Restate each entry word for word, leaving nothing out.
Start of Data for this task
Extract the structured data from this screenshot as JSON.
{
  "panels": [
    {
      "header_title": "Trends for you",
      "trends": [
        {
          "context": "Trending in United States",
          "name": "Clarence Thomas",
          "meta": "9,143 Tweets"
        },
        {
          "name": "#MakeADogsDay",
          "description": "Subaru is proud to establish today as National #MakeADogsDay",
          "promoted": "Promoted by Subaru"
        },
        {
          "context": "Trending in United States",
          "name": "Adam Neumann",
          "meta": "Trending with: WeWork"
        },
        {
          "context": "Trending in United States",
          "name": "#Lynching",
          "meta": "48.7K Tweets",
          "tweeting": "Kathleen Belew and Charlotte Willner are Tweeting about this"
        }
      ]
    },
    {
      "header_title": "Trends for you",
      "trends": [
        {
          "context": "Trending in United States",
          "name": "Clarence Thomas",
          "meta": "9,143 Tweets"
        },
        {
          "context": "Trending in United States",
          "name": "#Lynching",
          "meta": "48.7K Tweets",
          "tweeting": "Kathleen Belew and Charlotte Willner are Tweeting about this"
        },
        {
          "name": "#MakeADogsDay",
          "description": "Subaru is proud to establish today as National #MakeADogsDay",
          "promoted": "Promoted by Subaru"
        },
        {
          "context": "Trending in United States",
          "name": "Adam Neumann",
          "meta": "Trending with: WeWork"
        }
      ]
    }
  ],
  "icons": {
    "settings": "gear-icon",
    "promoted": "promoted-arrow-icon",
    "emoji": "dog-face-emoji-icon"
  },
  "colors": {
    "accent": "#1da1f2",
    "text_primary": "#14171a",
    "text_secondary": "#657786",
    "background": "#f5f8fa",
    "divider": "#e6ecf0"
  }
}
End of Data for this task
## [Written response]
Extract the structured data from this screenshot as JSON.
{
  "panels": [
    {
      "header_title": "Trends for you",
      "trends": [
        {
          "context": "Trending in United States",
          "name": "Clarence Thomas",
          "meta": "9,143 Tweets"
        },
        {
          "name": "#MakeADogsDay",
          "description": "Subaru is proud to establish today as National #MakeADogsDay",
          "promoted": "Promoted by Subaru"
        },
        {
          "context": "Trending in United States",
          "name": "Adam Neumann",
          "meta": "Trending with: WeWork"
        },
        {
          "context": "Trending in United States",
          "name": "#Lynching",
          "meta": "48.7K Tweets",
          "tweeting": "Kathleen Belew and Charlotte Willner are Tweeting about this"
        }
      ]
    },
    {
      "header_title": "Trends for you",
      "trends": [
        {
          "context": "Trending in United States",
          "name": "Clarence Thomas",
          "meta": "9,143 Tweets"
        },
        {
          "context": "Trending in United States",
          "name": "#Lynching",
          "meta": "48.7K Tweets",
          "tweeting": "Kathleen Belew and Charlotte Willner are Tweeting about this"
        },
        {
          "name": "#MakeADogsDay",
          "description": "Subaru is proud to establish today as National #MakeADogsDay",
          "promoted": "Promoted by Subaru"
        },
        {
          "context": "Trending in United States",
          "name": "Adam Neumann",
          "meta": "Trending with: WeWork"
        }
      ]
    }
  ],
  "icons": {
    "settings": "gear-icon",
    "promoted": "promoted-arrow-icon",
    "emoji": "dog-face-emoji-icon"
  },
  "colors": {
    "accent": "#1da1f2",
    "text_primary": "#14171a",
    "text_secondary": "#657786",
    "background": "#f5f8fa",
    "divider": "#e6ecf0"
  }
}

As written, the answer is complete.